→ **Records for processing**
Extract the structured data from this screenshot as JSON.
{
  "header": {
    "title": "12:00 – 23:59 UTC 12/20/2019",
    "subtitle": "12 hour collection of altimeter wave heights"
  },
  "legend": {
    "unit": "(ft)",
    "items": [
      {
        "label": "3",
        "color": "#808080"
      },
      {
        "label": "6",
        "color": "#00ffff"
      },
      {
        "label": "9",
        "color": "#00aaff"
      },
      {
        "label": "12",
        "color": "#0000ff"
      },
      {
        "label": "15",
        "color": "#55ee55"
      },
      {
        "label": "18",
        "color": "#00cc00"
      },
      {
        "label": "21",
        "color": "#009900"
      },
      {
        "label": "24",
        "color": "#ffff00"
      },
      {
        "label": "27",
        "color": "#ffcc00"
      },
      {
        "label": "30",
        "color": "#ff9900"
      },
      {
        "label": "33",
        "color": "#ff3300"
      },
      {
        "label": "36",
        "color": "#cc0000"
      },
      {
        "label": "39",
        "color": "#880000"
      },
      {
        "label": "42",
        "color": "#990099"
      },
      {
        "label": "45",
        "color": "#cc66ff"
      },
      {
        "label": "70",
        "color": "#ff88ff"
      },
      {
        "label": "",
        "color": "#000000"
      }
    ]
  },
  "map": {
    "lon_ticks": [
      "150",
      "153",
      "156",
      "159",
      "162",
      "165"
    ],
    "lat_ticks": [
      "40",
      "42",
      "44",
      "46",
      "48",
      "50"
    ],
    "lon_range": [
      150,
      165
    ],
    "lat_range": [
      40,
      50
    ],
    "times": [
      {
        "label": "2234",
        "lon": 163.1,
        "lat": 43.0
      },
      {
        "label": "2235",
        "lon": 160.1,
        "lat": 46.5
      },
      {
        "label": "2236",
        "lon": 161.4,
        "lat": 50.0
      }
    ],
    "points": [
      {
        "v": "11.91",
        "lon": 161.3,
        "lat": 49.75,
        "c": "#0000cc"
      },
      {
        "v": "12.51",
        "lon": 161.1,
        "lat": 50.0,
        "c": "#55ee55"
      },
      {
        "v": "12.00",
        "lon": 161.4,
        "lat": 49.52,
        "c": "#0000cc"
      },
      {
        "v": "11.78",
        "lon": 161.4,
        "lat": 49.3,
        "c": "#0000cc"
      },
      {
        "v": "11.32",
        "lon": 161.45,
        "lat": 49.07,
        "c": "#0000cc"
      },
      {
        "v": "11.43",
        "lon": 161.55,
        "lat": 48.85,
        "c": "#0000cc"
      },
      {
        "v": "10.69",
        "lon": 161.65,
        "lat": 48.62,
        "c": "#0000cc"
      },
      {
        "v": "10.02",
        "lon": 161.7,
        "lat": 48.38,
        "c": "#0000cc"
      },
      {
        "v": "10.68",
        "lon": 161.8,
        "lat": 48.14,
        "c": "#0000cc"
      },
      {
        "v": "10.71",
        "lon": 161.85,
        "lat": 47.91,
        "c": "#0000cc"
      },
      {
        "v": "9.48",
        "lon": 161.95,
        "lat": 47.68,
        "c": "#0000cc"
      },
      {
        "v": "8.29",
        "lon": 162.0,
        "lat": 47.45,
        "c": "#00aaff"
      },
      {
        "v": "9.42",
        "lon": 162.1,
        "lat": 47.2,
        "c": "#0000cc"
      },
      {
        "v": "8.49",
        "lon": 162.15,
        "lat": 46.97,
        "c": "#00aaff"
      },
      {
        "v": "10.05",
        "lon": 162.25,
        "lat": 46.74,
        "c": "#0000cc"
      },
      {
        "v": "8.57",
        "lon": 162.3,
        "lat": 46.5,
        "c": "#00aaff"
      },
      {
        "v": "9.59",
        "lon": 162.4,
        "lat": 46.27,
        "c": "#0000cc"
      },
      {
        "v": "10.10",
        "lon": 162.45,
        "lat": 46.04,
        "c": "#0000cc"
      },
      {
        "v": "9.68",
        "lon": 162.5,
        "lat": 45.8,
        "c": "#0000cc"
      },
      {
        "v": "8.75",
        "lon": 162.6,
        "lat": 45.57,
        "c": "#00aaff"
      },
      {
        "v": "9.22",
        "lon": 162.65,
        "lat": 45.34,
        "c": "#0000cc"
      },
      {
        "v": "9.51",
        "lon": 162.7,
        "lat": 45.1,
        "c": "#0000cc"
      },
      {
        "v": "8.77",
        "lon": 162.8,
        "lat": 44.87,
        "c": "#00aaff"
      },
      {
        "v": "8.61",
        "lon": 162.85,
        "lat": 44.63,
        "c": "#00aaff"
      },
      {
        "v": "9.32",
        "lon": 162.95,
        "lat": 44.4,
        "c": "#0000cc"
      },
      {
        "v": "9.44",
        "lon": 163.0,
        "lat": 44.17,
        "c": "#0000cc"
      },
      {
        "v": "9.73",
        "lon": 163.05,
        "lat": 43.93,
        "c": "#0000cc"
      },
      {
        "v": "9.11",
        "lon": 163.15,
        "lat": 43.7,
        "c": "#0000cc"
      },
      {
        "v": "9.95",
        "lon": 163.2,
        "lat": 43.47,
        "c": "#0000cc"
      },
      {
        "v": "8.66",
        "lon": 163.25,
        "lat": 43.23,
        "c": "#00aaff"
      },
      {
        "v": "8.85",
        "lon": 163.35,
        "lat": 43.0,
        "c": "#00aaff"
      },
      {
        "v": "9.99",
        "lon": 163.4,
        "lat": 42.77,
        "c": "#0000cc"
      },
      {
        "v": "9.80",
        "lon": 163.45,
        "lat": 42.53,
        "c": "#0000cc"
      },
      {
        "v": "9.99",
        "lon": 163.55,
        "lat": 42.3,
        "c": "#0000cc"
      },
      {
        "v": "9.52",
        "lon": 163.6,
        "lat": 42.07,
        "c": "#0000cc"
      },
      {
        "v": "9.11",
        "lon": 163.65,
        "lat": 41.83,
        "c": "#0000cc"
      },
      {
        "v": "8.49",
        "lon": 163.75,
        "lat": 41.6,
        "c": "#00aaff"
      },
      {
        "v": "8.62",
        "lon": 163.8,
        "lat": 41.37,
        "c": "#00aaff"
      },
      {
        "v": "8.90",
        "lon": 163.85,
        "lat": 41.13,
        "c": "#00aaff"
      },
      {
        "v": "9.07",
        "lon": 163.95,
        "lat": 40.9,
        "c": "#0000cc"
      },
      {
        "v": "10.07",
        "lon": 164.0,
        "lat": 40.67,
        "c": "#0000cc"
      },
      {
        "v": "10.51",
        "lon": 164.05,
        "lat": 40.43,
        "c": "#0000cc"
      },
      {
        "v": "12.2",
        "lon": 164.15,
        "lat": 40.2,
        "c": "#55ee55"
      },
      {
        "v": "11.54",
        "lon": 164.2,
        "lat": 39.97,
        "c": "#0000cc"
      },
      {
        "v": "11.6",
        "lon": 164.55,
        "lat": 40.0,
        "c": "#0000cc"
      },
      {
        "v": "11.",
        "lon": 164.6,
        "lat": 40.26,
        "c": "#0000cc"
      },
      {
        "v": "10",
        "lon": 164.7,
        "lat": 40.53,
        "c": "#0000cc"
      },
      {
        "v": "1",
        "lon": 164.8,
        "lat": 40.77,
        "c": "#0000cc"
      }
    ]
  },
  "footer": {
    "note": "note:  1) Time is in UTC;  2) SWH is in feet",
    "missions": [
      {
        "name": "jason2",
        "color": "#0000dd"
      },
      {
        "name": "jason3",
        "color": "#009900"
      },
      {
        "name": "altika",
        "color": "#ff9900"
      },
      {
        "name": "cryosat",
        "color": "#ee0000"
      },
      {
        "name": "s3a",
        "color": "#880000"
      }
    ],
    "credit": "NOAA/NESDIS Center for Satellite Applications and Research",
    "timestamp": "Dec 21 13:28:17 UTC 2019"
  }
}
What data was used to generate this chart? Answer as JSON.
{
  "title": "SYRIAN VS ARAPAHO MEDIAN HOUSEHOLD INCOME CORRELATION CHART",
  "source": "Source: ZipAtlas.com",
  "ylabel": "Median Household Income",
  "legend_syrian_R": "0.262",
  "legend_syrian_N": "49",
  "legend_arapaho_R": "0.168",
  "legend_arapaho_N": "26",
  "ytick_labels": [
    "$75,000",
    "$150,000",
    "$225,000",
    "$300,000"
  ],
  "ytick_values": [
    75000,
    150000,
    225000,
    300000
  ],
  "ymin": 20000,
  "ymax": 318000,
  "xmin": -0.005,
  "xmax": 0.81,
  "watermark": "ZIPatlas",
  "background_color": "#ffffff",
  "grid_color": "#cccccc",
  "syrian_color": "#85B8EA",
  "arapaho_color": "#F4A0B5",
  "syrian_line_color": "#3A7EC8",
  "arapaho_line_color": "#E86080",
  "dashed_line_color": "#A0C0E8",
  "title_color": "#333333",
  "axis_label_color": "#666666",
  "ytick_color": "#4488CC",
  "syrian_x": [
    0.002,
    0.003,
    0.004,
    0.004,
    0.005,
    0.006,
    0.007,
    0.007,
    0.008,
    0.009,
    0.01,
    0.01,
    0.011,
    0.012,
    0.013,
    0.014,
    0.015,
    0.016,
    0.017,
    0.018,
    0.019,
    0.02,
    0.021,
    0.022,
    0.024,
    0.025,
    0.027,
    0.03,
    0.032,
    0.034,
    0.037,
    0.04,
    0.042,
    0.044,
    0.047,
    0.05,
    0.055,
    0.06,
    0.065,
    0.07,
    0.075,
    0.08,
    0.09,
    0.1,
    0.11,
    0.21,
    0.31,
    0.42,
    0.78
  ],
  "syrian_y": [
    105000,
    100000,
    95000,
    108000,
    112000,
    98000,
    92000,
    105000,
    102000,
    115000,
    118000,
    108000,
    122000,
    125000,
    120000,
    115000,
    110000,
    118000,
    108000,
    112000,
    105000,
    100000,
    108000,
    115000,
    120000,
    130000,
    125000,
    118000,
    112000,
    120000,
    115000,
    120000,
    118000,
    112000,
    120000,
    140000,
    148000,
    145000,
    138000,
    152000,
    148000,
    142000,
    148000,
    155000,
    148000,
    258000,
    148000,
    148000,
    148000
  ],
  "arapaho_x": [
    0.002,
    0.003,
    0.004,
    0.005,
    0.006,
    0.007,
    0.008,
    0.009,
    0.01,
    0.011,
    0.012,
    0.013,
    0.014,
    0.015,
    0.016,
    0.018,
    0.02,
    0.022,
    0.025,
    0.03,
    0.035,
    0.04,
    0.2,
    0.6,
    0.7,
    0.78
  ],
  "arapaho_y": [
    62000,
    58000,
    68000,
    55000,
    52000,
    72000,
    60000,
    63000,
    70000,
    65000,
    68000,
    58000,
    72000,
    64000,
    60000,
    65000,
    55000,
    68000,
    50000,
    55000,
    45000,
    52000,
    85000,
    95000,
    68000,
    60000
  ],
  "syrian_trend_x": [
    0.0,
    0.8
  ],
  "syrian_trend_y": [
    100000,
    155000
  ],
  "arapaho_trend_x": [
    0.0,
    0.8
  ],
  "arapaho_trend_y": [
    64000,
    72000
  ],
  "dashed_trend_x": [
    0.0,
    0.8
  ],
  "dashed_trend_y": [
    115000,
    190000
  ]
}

→ **Exercise**
Copy out every line with the word "data".

→ **Exercise answer**
Extract the structured data from this screenshot as JSON.
What data was used to generate this chart? Answer as JSON.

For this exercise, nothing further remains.